[Saved data entries]
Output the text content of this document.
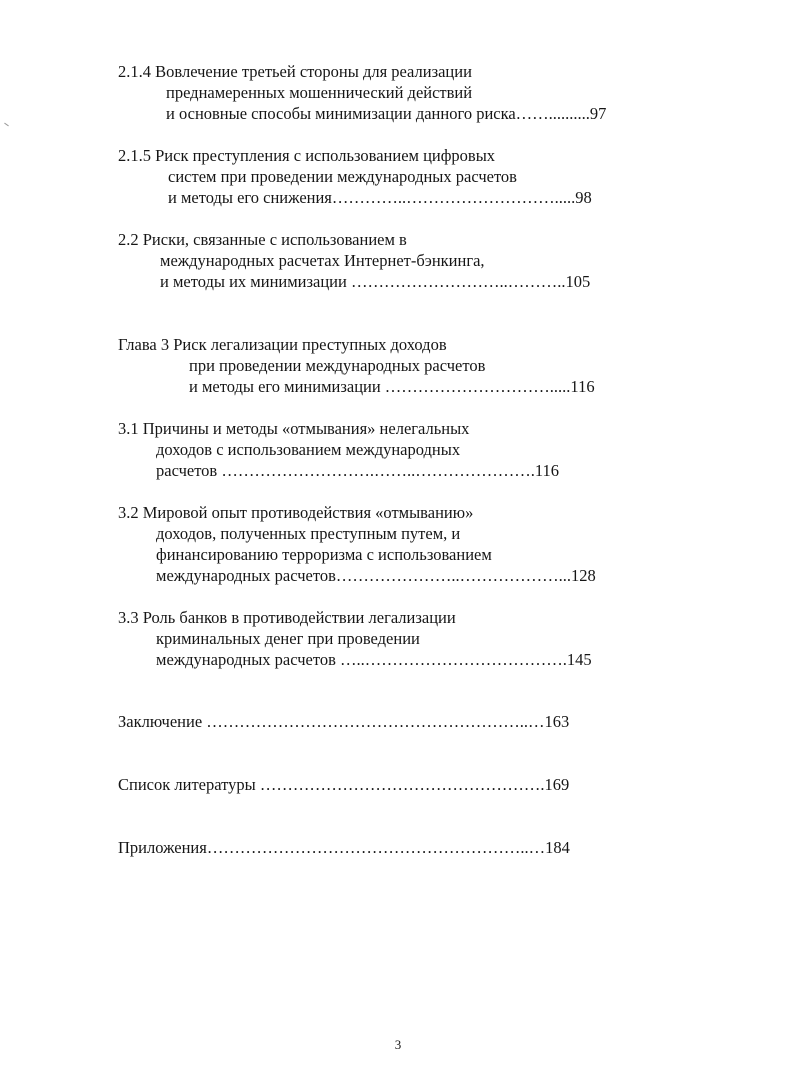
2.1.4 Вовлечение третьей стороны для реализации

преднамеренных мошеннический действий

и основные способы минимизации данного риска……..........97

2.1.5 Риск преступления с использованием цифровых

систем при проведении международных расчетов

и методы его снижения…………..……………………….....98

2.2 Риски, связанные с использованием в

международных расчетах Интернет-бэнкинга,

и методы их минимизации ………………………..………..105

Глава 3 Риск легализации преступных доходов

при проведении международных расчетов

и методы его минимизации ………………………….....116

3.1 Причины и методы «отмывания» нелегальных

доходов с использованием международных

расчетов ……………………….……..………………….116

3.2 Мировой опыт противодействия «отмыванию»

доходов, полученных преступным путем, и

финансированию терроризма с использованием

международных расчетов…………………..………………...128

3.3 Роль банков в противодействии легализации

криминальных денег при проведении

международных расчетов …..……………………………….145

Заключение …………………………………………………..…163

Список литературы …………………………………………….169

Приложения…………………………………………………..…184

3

[Objective] Filter the listing above by the word "легализации"; copy each line that passes.

[Full answer]
Глава 3 Риск легализации преступных доходов
3.3 Роль банков в противодействии легализации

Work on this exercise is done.